Element boundary records
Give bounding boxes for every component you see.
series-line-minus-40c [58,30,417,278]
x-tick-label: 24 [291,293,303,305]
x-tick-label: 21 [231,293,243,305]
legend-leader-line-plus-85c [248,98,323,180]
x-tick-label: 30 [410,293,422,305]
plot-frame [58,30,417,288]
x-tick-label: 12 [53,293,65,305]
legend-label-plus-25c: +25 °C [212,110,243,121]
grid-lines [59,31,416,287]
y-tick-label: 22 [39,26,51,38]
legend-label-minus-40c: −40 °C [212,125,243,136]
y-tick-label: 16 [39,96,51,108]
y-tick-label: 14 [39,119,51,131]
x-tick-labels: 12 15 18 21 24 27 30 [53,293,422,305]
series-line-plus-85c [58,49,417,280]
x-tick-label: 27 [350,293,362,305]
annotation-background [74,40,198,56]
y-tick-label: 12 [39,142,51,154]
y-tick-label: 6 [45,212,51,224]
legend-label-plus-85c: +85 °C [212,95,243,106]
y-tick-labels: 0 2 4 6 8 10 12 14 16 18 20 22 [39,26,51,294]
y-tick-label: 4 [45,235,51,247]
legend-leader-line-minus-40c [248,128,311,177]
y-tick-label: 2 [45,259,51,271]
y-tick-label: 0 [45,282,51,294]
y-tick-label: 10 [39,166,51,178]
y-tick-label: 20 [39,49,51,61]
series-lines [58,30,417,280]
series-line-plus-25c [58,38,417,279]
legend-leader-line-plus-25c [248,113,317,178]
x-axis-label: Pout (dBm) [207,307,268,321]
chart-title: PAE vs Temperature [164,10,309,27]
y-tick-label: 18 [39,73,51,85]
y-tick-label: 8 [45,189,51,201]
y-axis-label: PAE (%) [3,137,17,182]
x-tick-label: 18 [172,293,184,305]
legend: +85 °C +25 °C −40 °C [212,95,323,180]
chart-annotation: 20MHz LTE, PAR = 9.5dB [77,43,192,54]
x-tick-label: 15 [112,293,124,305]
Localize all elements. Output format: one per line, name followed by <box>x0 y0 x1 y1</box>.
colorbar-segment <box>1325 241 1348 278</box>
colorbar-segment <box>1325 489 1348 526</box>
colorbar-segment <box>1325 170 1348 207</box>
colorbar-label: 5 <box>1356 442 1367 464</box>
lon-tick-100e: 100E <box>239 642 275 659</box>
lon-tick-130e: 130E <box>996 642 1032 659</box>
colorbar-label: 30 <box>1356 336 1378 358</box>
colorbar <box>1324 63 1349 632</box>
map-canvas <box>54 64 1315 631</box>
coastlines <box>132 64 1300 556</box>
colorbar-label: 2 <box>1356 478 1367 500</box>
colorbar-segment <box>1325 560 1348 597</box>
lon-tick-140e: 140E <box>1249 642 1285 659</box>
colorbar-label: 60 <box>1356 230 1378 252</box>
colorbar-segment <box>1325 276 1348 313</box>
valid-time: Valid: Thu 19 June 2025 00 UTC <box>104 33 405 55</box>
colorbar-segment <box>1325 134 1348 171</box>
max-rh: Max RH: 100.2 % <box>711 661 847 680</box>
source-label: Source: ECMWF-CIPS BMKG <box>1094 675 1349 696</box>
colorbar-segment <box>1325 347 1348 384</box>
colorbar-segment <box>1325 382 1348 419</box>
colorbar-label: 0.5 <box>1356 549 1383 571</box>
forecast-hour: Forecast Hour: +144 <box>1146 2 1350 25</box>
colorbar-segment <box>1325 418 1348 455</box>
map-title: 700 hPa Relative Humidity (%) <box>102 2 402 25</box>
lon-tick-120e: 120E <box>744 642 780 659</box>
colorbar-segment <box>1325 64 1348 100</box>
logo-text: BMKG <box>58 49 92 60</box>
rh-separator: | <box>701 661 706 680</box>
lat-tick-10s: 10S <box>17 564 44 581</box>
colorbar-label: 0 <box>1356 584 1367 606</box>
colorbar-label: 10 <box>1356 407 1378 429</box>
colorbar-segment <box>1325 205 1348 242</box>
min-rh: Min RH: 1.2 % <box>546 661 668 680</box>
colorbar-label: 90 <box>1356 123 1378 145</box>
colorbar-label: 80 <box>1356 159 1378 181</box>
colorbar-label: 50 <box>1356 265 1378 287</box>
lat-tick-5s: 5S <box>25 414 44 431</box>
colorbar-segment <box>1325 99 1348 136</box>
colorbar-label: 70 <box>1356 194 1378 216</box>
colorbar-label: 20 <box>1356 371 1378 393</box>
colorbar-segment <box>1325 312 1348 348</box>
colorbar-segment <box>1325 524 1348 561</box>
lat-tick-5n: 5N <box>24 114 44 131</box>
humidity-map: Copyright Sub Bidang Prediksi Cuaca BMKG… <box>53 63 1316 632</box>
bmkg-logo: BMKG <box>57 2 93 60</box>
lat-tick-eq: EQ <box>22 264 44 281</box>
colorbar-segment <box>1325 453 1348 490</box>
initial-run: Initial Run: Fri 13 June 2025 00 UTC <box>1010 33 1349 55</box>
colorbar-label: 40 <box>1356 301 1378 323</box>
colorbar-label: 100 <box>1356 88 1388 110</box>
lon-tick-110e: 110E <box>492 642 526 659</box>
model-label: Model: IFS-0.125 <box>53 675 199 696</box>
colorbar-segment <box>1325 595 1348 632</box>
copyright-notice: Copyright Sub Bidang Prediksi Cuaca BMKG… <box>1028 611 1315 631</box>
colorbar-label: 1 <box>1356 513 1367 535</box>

**What you will do**
Put every line of the material above into a JSON list of strings, one string per line, leaving out any blank lines.

**Problem solution**
[
  "Give bounding boxes for every component you see.",
  "series-line-minus-40c [58,30,417,278]",
  "x-tick-label: 24 [291,293,303,305]",
  "x-tick-label: 21 [231,293,243,305]",
  "legend-leader-line-plus-85c [248,98,323,180]",
  "x-tick-label: 30 [410,293,422,305]",
  "plot-frame [58,30,417,288]",
  "x-tick-label: 12 [53,293,65,305]",
  "legend-label-plus-25c: +25 °C [212,110,243,121]",
  "grid-lines [59,31,416,287]",
  "y-tick-label: 22 [39,26,51,38]",
  "legend-label-minus-40c: −40 °C [212,125,243,136]",
  "y-tick-label: 16 [39,96,51,108]",
  "y-tick-label: 14 [39,119,51,131]",
  "x-tick-labels: 12 15 18 21 24 27 30 [53,293,422,305]",
  "series-line-plus-85c [58,49,417,280]",
  "x-tick-label: 27 [350,293,362,305]",
  "annotation-background [74,40,198,56]",
  "y-tick-label: 12 [39,142,51,154]",
  "y-tick-label: 6 [45,212,51,224]",
  "legend-label-plus-85c: +85 °C [212,95,243,106]",
  "y-tick-labels: 0 2 4 6 8 10 12 14 16 18 20 22 [39,26,51,294]",
  "y-tick-label: 4 [45,235,51,247]",
  "legend-leader-line-minus-40c [248,128,311,177]",
  "y-tick-label: 2 [45,259,51,271]",
  "y-tick-label: 0 [45,282,51,294]",
  "y-tick-label: 10 [39,166,51,178]",
  "y-tick-label: 20 [39,49,51,61]",
  "series-lines [58,30,417,280]",
  "series-line-plus-25c [58,38,417,279]",
  "legend-leader-line-plus-25c [248,113,317,178]",
  "x-axis-label: Pout (dBm) [207,307,268,321]",
  "chart-title: PAE vs Temperature [164,10,309,27]",
  "y-tick-label: 18 [39,73,51,85]",
  "y-tick-label: 8 [45,189,51,201]",
  "y-axis-label: PAE (%) [3,137,17,182]",
  "x-tick-label: 18 [172,293,184,305]",
  "legend: +85 °C +25 °C −40 °C [212,95,323,180]",
  "chart-annotation: 20MHz LTE, PAR = 9.5dB [77,43,192,54]",
  "x-tick-label: 15 [112,293,124,305]",
  "Localize all elements. Output format: one per line, name followed by <box>x0 y0 x1 y1</box>.",
  "colorbar-segment <box>1325 241 1348 278</box>",
  "colorbar-segment <box>1325 489 1348 526</box>",
  "colorbar-segment <box>1325 170 1348 207</box>",
  "colorbar-label: 5 <box>1356 442 1367 464</box>",
  "lon-tick-100e: 100E <box>239 642 275 659</box>",
  "lon-tick-130e: 130E <box>996 642 1032 659</box>",
  "colorbar-label: 30 <box>1356 336 1378 358</box>",
  "colorbar <box>1324 63 1349 632</box>",
  "map-canvas <box>54 64 1315 631</box>",
  "coastlines <box>132 64 1300 556</box>",
  "colorbar-label: 2 <box>1356 478 1367 500</box>",
  "colorbar-segment <box>1325 560 1348 597</box>",
  "lon-tick-140e: 140E <box>1249 642 1285 659</box>",
  "colorbar-label: 60 <box>1356 230 1378 252</box>",
  "colorbar-segment <box>1325 276 1348 313</box>",
  "valid-time: Valid: Thu 19 June 2025 00 UTC <box>104 33 405 55</box>",
  "colorbar-segment <box>1325 134 1348 171</box>",
  "max-rh: Max RH: 100.2 % <box>711 661 847 680</box>",
  "source-label: Source: ECMWF-CIPS BMKG <box>1094 675 1349 696</box>",
  "colorbar-segment <box>1325 347 1348 384</box>",
  "colorbar-segment <box>1325 382 1348 419</box>",
  "colorbar-label: 0.5 <box>1356 549 1383 571</box>",
  "forecast-hour: Forecast Hour: +144 <box>1146 2 1350 25</box>",
  "colorbar-segment <box>1325 418 1348 455</box>",
  "map-title: 700 hPa Relative Humidity (%) <box>102 2 402 25</box>",
  "lon-tick-120e: 120E <box>744 642 780 659</box>",
  "colorbar-segment <box>1325 64 1348 100</box>",
  "logo-text: BMKG <box>58 49 92 60</box>",
  "rh-separator: | <box>701 661 706 680</box>",
  "lat-tick-10s: 10S <box>17 564 44 581</box>",
  "colorbar-label: 0 <box>1356 584 1367 606</box>",
  "colorbar-label: 10 <box>1356 407 1378 429</box>",
  "colorbar-segment <box>1325 205 1348 242</box>",
  "min-rh: Min RH: 1.2 % <box>546 661 668 680</box>",
  "colorbar-label: 90 <box>1356 123 1378 145</box>",
  "colorbar-label: 80 <box>1356 159 1378 181</box>",
  "colorbar-label: 50 <box>1356 265 1378 287</box>",
  "lat-tick-5s: 5S <box>25 414 44 431</box>",
  "colorbar-segment <box>1325 99 1348 136</box>",
  "colorbar-label: 70 <box>1356 194 1378 216</box>",
  "colorbar-label: 20 <box>1356 371 1378 393</box>",
  "colorbar-segment <box>1325 312 1348 348</box>",
  "colorbar-segment <box>1325 524 1348 561</box>",
  "lat-tick-5n: 5N <box>24 114 44 131</box>",
  "humidity-map: Copyright Sub Bidang Prediksi Cuaca BMKG… <box>53 63 1316 632</box>",
  "bmkg-logo: BMKG <box>57 2 93 60</box>",
  "lat-tick-eq: EQ <box>22 264 44 281</box>",
  "colorbar-segment <box>1325 453 1348 490</box>",
  "initial-run: Initial Run: Fri 13 June 2025 00 UTC <box>1010 33 1349 55</box>",
  "colorbar-label: 40 <box>1356 301 1378 323</box>",
  "colorbar-label: 100 <box>1356 88 1388 110</box>",
  "lon-tick-110e: 110E <box>492 642 526 659</box>",
  "model-label: Model: IFS-0.125 <box>53 675 199 696</box>",
  "colorbar-segment <box>1325 595 1348 632</box>",
  "copyright-notice: Copyright Sub Bidang Prediksi Cuaca BMKG… <box>1028 611 1315 631</box>",
  "colorbar-label: 1 <box>1356 513 1367 535</box>"
]